** Start **

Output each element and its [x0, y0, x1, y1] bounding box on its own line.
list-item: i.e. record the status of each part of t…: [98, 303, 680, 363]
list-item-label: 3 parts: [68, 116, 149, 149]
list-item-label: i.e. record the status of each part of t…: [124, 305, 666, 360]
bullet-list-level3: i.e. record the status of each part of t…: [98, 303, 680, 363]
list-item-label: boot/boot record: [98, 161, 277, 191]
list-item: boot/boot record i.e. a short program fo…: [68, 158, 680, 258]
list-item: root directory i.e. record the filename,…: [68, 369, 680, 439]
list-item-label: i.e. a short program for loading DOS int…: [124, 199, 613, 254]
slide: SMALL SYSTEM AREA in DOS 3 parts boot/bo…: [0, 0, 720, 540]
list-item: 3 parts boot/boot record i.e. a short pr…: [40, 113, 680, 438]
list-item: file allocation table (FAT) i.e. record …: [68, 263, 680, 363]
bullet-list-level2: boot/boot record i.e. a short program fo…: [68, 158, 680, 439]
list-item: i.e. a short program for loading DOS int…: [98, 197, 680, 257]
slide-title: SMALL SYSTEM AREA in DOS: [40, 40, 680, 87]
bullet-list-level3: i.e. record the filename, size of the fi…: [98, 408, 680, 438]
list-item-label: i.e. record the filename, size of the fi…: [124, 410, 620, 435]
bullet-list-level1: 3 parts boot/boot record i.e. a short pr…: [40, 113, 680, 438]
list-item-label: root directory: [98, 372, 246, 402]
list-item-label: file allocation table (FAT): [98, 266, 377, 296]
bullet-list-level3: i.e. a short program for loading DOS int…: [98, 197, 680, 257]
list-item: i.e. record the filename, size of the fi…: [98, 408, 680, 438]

** End **

Goal - Rewrite these lines as a JSON list of strings, one string per line, leaving out blank lines.

Task output -
[
  "Output each element and its [x0, y0, x1, y1] bounding box on its own line.",
  "list-item: i.e. record the status of each part of t…: [98, 303, 680, 363]",
  "list-item-label: 3 parts: [68, 116, 149, 149]",
  "list-item-label: i.e. record the status of each part of t…: [124, 305, 666, 360]",
  "bullet-list-level3: i.e. record the status of each part of t…: [98, 303, 680, 363]",
  "list-item-label: boot/boot record: [98, 161, 277, 191]",
  "list-item: boot/boot record i.e. a short program fo…: [68, 158, 680, 258]",
  "list-item: root directory i.e. record the filename,…: [68, 369, 680, 439]",
  "list-item-label: i.e. a short program for loading DOS int…: [124, 199, 613, 254]",
  "slide: SMALL SYSTEM AREA in DOS 3 parts boot/bo…: [0, 0, 720, 540]",
  "list-item: 3 parts boot/boot record i.e. a short pr…: [40, 113, 680, 438]",
  "list-item: file allocation table (FAT) i.e. record …: [68, 263, 680, 363]",
  "bullet-list-level2: boot/boot record i.e. a short program fo…: [68, 158, 680, 439]",
  "list-item: i.e. a short program for loading DOS int…: [98, 197, 680, 257]",
  "slide-title: SMALL SYSTEM AREA in DOS: [40, 40, 680, 87]",
  "bullet-list-level3: i.e. record the filename, size of the fi…: [98, 408, 680, 438]",
  "list-item-label: i.e. record the filename, size of the fi…: [124, 410, 620, 435]",
  "bullet-list-level1: 3 parts boot/boot record i.e. a short pr…: [40, 113, 680, 438]",
  "list-item-label: root directory: [98, 372, 246, 402]",
  "list-item-label: file allocation table (FAT): [98, 266, 377, 296]",
  "bullet-list-level3: i.e. a short program for loading DOS int…: [98, 197, 680, 257]",
  "list-item: i.e. record the filename, size of the fi…: [98, 408, 680, 438]"
]